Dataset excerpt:
* * *

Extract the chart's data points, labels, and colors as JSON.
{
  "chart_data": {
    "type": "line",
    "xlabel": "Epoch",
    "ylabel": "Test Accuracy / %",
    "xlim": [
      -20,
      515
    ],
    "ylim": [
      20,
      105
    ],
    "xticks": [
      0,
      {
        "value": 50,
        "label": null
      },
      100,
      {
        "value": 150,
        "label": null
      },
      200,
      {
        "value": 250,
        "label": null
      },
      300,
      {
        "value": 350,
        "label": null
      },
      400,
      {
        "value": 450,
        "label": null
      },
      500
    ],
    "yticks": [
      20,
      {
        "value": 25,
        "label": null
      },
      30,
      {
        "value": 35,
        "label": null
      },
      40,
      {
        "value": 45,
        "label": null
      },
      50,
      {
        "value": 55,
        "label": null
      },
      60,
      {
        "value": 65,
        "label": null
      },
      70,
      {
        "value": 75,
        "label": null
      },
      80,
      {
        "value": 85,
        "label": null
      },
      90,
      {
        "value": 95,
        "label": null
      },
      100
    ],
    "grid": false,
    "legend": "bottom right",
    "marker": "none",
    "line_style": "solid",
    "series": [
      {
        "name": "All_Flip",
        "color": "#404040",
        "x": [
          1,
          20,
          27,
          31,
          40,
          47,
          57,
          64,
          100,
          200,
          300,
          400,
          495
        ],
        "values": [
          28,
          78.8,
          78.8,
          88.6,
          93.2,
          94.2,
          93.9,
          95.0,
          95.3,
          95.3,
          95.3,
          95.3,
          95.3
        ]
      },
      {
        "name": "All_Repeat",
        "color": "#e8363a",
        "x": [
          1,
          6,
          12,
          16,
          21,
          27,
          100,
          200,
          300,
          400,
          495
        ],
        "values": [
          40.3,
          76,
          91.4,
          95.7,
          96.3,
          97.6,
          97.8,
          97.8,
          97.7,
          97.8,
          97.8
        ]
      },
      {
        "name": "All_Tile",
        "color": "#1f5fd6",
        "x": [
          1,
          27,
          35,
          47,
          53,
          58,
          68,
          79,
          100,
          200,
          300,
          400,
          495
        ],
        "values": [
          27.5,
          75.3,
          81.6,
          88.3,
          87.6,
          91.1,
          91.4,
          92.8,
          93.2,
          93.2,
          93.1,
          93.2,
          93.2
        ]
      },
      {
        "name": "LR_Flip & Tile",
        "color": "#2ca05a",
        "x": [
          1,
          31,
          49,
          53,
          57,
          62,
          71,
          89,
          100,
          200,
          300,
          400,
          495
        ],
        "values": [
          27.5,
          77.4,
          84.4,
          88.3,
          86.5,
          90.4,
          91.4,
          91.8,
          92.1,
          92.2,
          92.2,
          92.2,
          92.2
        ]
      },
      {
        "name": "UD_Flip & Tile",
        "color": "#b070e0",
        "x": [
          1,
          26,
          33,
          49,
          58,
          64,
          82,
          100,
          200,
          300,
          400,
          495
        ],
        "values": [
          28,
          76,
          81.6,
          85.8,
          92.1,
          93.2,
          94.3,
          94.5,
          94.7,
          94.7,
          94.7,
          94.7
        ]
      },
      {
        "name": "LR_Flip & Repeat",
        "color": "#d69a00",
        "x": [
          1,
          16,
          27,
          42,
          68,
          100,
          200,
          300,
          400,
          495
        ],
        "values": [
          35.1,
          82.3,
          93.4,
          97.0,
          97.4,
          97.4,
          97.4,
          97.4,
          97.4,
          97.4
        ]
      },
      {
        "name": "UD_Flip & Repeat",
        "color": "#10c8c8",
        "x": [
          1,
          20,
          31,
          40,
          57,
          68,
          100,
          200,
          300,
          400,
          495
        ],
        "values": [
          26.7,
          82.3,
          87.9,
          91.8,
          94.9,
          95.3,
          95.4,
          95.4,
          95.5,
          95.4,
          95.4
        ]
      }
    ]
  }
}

* * *

Reproduce each entry word for word.

Extract the chart's data points, labels, and colors as JSON.
{
  "chart_data": {
    "type": "line",
    "xlabel": "Epoch",
    "ylabel": "Test Accuracy / %",
    "xlim": [
      -20,
      515
    ],
    "ylim": [
      20,
      105
    ],
    "xticks": [
      0,
      {
        "value": 50,
        "label": null
      },
      100,
      {
        "value": 150,
        "label": null
      },
      200,
      {
        "value": 250,
        "label": null
      },
      300,
      {
        "value": 350,
        "label": null
      },
      400,
      {
        "value": 450,
        "label": null
      },
      500
    ],
    "yticks": [
      20,
      {
        "value": 25,
        "label": null
      },
      30,
      {
        "value": 35,
        "label": null
      },
      40,
      {
        "value": 45,
        "label": null
      },
      50,
      {
        "value": 55,
        "label": null
      },
      60,
      {
        "value": 65,
        "label": null
      },
      70,
      {
        "value": 75,
        "label": null
      },
      80,
      {
        "value": 85,
        "label": null
      },
      90,
      {
        "value": 95,
        "label": null
      },
      100
    ],
    "grid": false,
    "legend": "bottom right",
    "marker": "none",
    "line_style": "solid",
    "series": [
      {
        "name": "All_Flip",
        "color": "#404040",
        "x": [
          1,
          20,
          27,
          31,
          40,
          47,
          57,
          64,
          100,
          200,
          300,
          400,
          495
        ],
        "values": [
          28,
          78.8,
          78.8,
          88.6,
          93.2,
          94.2,
          93.9,
          95.0,
          95.3,
          95.3,
          95.3,
          95.3,
          95.3
        ]
      },
      {
        "name": "All_Repeat",
        "color": "#e8363a",
        "x": [
          1,
          6,
          12,
          16,
          21,
          27,
          100,
          200,
          300,
          400,
          495
        ],
        "values": [
          40.3,
          76,
          91.4,
          95.7,
          96.3,
          97.6,
          97.8,
          97.8,
          97.7,
          97.8,
          97.8
        ]
      },
      {
        "name": "All_Tile",
        "color": "#1f5fd6",
        "x": [
          1,
          27,
          35,
          47,
          53,
          58,
          68,
          79,
          100,
          200,
          300,
          400,
          495
        ],
        "values": [
          27.5,
          75.3,
          81.6,
          88.3,
          87.6,
          91.1,
          91.4,
          92.8,
          93.2,
          93.2,
          93.1,
          93.2,
          93.2
        ]
      },
      {
        "name": "LR_Flip & Tile",
        "color": "#2ca05a",
        "x": [
          1,
          31,
          49,
          53,
          57,
          62,
          71,
          89,
          100,
          200,
          300,
          400,
          495
        ],
        "values": [
          27.5,
          77.4,
          84.4,
          88.3,
          86.5,
          90.4,
          91.4,
          91.8,
          92.1,
          92.2,
          92.2,
          92.2,
          92.2
        ]
      },
      {
        "name": "UD_Flip & Tile",
        "color": "#b070e0",
        "x": [
          1,
          26,
          33,
          49,
          58,
          64,
          82,
          100,
          200,
          300,
          400,
          495
        ],
        "values": [
          28,
          76,
          81.6,
          85.8,
          92.1,
          93.2,
          94.3,
          94.5,
          94.7,
          94.7,
          94.7,
          94.7
        ]
      },
      {
        "name": "LR_Flip & Repeat",
        "color": "#d69a00",
        "x": [
          1,
          16,
          27,
          42,
          68,
          100,
          200,
          300,
          400,
          495
        ],
        "values": [
          35.1,
          82.3,
          93.4,
          97.0,
          97.4,
          97.4,
          97.4,
          97.4,
          97.4,
          97.4
        ]
      },
      {
        "name": "UD_Flip & Repeat",
        "color": "#10c8c8",
        "x": [
          1,
          20,
          31,
          40,
          57,
          68,
          100,
          200,
          300,
          400,
          495
        ],
        "values": [
          26.7,
          82.3,
          87.9,
          91.8,
          94.9,
          95.3,
          95.4,
          95.4,
          95.5,
          95.4,
          95.4
        ]
      }
    ]
  }
}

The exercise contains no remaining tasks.